→ **Record excerpts**:
*****
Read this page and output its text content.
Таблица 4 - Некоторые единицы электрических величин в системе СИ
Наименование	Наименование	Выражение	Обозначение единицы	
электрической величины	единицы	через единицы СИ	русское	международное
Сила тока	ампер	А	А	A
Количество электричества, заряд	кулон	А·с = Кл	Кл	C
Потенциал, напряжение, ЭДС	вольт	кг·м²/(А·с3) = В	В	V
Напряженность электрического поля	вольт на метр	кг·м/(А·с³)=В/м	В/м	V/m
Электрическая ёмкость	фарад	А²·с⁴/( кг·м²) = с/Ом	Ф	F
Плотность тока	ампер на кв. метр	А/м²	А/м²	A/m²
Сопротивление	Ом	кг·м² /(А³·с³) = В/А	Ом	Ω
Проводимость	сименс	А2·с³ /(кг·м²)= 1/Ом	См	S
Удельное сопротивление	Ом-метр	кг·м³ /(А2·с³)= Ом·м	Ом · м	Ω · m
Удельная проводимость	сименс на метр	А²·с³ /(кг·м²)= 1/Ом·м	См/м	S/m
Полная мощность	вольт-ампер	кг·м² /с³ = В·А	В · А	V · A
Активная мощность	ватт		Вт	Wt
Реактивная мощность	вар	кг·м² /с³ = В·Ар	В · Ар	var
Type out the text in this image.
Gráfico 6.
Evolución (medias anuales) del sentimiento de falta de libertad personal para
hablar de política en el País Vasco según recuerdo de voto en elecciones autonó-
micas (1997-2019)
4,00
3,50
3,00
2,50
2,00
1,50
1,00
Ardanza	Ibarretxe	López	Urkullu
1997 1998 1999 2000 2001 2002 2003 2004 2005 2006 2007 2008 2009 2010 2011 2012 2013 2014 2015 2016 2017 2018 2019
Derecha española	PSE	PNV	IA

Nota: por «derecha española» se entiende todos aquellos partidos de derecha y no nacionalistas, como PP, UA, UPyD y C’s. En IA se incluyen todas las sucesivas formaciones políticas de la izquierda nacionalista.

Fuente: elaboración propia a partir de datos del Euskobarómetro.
*****
Copy in full each line that holds the word "вольт".

Потенциал, напряжение, ЭДС	вольт	кг·м²/(А·с3) = В	В	V
Напряженность электрического поля	вольт на метр	кг·м/(А·с³)=В/м	В/м	V/m
Полная мощность	вольт-ампер	кг·м² /с³ = В·А	В · А	V · A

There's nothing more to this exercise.